**The task:** Below is a set of records. Repeat all of them exactly.

Data entries

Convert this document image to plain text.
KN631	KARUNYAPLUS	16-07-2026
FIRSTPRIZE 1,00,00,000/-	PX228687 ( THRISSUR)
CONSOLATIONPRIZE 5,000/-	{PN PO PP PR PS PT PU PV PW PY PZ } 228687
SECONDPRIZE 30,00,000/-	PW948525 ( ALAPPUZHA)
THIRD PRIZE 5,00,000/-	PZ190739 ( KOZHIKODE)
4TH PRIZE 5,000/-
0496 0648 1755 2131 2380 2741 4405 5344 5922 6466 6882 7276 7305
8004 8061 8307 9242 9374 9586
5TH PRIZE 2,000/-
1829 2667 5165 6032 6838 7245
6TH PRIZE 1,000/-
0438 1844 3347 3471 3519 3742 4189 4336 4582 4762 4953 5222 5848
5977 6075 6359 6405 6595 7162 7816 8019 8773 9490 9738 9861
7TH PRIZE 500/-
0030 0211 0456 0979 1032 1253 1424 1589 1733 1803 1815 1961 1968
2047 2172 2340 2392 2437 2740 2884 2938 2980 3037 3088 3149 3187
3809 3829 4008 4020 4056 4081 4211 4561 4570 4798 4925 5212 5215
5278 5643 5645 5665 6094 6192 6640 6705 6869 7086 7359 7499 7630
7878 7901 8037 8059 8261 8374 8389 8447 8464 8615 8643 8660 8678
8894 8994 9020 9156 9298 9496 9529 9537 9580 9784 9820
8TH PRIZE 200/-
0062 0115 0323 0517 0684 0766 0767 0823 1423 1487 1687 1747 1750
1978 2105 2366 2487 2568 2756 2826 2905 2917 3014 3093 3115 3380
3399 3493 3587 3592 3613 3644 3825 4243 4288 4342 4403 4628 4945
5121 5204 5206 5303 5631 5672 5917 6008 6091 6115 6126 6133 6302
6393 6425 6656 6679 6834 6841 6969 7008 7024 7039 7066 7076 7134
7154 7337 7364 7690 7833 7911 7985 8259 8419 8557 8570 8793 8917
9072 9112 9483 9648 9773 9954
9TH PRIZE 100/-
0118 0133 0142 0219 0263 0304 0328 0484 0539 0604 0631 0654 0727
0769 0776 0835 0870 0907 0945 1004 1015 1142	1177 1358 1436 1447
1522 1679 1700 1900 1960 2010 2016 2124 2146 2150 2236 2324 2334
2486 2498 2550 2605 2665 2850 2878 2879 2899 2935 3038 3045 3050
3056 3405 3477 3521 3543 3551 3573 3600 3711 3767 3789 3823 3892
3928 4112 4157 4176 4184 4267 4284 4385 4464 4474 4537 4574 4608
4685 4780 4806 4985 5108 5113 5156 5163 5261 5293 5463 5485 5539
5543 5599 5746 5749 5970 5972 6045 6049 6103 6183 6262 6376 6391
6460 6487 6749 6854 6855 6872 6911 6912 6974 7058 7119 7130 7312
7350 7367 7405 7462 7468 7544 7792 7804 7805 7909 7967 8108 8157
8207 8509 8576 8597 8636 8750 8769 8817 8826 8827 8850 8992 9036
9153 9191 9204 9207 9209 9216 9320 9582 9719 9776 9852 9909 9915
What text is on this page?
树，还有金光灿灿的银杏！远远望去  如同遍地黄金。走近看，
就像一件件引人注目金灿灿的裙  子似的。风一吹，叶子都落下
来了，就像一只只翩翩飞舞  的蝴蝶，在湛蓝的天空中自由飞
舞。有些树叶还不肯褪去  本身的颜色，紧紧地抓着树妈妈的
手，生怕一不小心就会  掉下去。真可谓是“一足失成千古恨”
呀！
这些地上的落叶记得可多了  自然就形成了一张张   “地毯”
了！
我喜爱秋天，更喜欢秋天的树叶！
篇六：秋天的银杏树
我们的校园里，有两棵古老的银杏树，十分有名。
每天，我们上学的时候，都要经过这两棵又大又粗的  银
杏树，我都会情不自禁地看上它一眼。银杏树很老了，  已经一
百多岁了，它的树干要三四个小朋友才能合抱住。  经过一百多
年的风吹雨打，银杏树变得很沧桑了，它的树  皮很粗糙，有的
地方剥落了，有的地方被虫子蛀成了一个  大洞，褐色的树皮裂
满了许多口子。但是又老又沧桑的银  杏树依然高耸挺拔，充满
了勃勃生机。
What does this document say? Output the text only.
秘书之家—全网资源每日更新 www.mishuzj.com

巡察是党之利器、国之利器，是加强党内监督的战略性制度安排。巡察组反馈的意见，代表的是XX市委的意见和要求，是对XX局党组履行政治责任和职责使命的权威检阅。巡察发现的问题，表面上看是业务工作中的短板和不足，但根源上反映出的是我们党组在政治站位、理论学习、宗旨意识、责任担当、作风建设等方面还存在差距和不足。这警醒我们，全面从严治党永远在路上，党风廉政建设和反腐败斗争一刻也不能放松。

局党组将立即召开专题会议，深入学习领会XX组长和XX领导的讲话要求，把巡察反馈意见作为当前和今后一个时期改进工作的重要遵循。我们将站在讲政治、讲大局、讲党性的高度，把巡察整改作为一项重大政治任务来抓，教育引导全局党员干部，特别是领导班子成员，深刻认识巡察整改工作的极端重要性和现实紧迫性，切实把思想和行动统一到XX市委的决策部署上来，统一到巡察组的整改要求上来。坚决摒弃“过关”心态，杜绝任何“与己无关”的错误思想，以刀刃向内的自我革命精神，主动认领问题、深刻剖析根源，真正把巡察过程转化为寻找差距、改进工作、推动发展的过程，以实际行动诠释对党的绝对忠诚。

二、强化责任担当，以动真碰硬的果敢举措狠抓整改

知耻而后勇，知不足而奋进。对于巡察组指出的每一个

**Reply:**
Convert this document image to plain text.
KN631	KARUNYAPLUS	16-07-2026
FIRSTPRIZE 1,00,00,000/-	PX228687 ( THRISSUR)
CONSOLATIONPRIZE 5,000/-	{PN PO PP PR PS PT PU PV PW PY PZ } 228687
SECONDPRIZE 30,00,000/-	PW948525 ( ALAPPUZHA)
THIRD PRIZE 5,00,000/-	PZ190739 ( KOZHIKODE)
4TH PRIZE 5,000/-
0496 0648 1755 2131 2380 2741 4405 5344 5922 6466 6882 7276 7305
8004 8061 8307 9242 9374 9586
5TH PRIZE 2,000/-
1829 2667 5165 6032 6838 7245
6TH PRIZE 1,000/-
0438 1844 3347 3471 3519 3742 4189 4336 4582 4762 4953 5222 5848
5977 6075 6359 6405 6595 7162 7816 8019 8773 9490 9738 9861
7TH PRIZE 500/-
0030 0211 0456 0979 1032 1253 1424 1589 1733 1803 1815 1961 1968
2047 2172 2340 2392 2437 2740 2884 2938 2980 3037 3088 3149 3187
3809 3829 4008 4020 4056 4081 4211 4561 4570 4798 4925 5212 5215
5278 5643 5645 5665 6094 6192 6640 6705 6869 7086 7359 7499 7630
7878 7901 8037 8059 8261 8374 8389 8447 8464 8615 8643 8660 8678
8894 8994 9020 9156 9298 9496 9529 9537 9580 9784 9820
8TH PRIZE 200/-
0062 0115 0323 0517 0684 0766 0767 0823 1423 1487 1687 1747 1750
1978 2105 2366 2487 2568 2756 2826 2905 2917 3014 3093 3115 3380
3399 3493 3587 3592 3613 3644 3825 4243 4288 4342 4403 4628 4945
5121 5204 5206 5303 5631 5672 5917 6008 6091 6115 6126 6133 6302
6393 6425 6656 6679 6834 6841 6969 7008 7024 7039 7066 7076 7134
7154 7337 7364 7690 7833 7911 7985 8259 8419 8557 8570 8793 8917
9072 9112 9483 9648 9773 9954
9TH PRIZE 100/-
0118 0133 0142 0219 0263 0304 0328 0484 0539 0604 0631 0654 0727
0769 0776 0835 0870 0907 0945 1004 1015 1142	1177 1358 1436 1447
1522 1679 1700 1900 1960 2010 2016 2124 2146 2150 2236 2324 2334
2486 2498 2550 2605 2665 2850 2878 2879 2899 2935 3038 3045 3050
3056 3405 3477 3521 3543 3551 3573 3600 3711 3767 3789 3823 3892
3928 4112 4157 4176 4184 4267 4284 4385 4464 4474 4537 4574 4608
4685 4780 4806 4985 5108 5113 5156 5163 5261 5293 5463 5485 5539
5543 5599 5746 5749 5970 5972 6045 6049 6103 6183 6262 6376 6391
6460 6487 6749 6854 6855 6872 6911 6912 6974 7058 7119 7130 7312
7350 7367 7405 7462 7468 7544 7792 7804 7805 7909 7967 8108 8157
8207 8509 8576 8597 8636 8750 8769 8817 8826 8827 8850 8992 9036
9153 9191 9204 9207 9209 9216 9320 9582 9719 9776 9852 9909 9915
What text is on this page?
树，还有金光灿灿的银杏！远远望去  如同遍地黄金。走近看，
就像一件件引人注目金灿灿的裙  子似的。风一吹，叶子都落下
来了，就像一只只翩翩飞舞  的蝴蝶，在湛蓝的天空中自由飞
舞。有些树叶还不肯褪去  本身的颜色，紧紧地抓着树妈妈的
手，生怕一不小心就会  掉下去。真可谓是“一足失成千古恨”
呀！
这些地上的落叶记得可多了  自然就形成了一张张   “地毯”
了！
我喜爱秋天，更喜欢秋天的树叶！
篇六：秋天的银杏树
我们的校园里，有两棵古老的银杏树，十分有名。
每天，我们上学的时候，都要经过这两棵又大又粗的  银
杏树，我都会情不自禁地看上它一眼。银杏树很老了，  已经一
百多岁了，它的树干要三四个小朋友才能合抱住。  经过一百多
年的风吹雨打，银杏树变得很沧桑了，它的树  皮很粗糙，有的
地方剥落了，有的地方被虫子蛀成了一个  大洞，褐色的树皮裂
满了许多口子。但是又老又沧桑的银  杏树依然高耸挺拔，充满
了勃勃生机。
What does this document say? Output the text only.
秘书之家—全网资源每日更新 www.mishuzj.com

巡察是党之利器、国之利器，是加强党内监督的战略性制度安排。巡察组反馈的意见，代表的是XX市委的意见和要求，是对XX局党组履行政治责任和职责使命的权威检阅。巡察发现的问题，表面上看是业务工作中的短板和不足，但根源上反映出的是我们党组在政治站位、理论学习、宗旨意识、责任担当、作风建设等方面还存在差距和不足。这警醒我们，全面从严治党永远在路上，党风廉政建设和反腐败斗争一刻也不能放松。

局党组将立即召开专题会议，深入学习领会XX组长和XX领导的讲话要求，把巡察反馈意见作为当前和今后一个时期改进工作的重要遵循。我们将站在讲政治、讲大局、讲党性的高度，把巡察整改作为一项重大政治任务来抓，教育引导全局党员干部，特别是领导班子成员，深刻认识巡察整改工作的极端重要性和现实紧迫性，切实把思想和行动统一到XX市委的决策部署上来，统一到巡察组的整改要求上来。坚决摒弃“过关”心态，杜绝任何“与己无关”的错误思想，以刀刃向内的自我革命精神，主动认领问题、深刻剖析根源，真正把巡察过程转化为寻找差距、改进工作、推动发展的过程，以实际行动诠释对党的绝对忠诚。

二、强化责任担当，以动真碰硬的果敢举措狠抓整改

知耻而后勇，知不足而奋进。对于巡察组指出的每一个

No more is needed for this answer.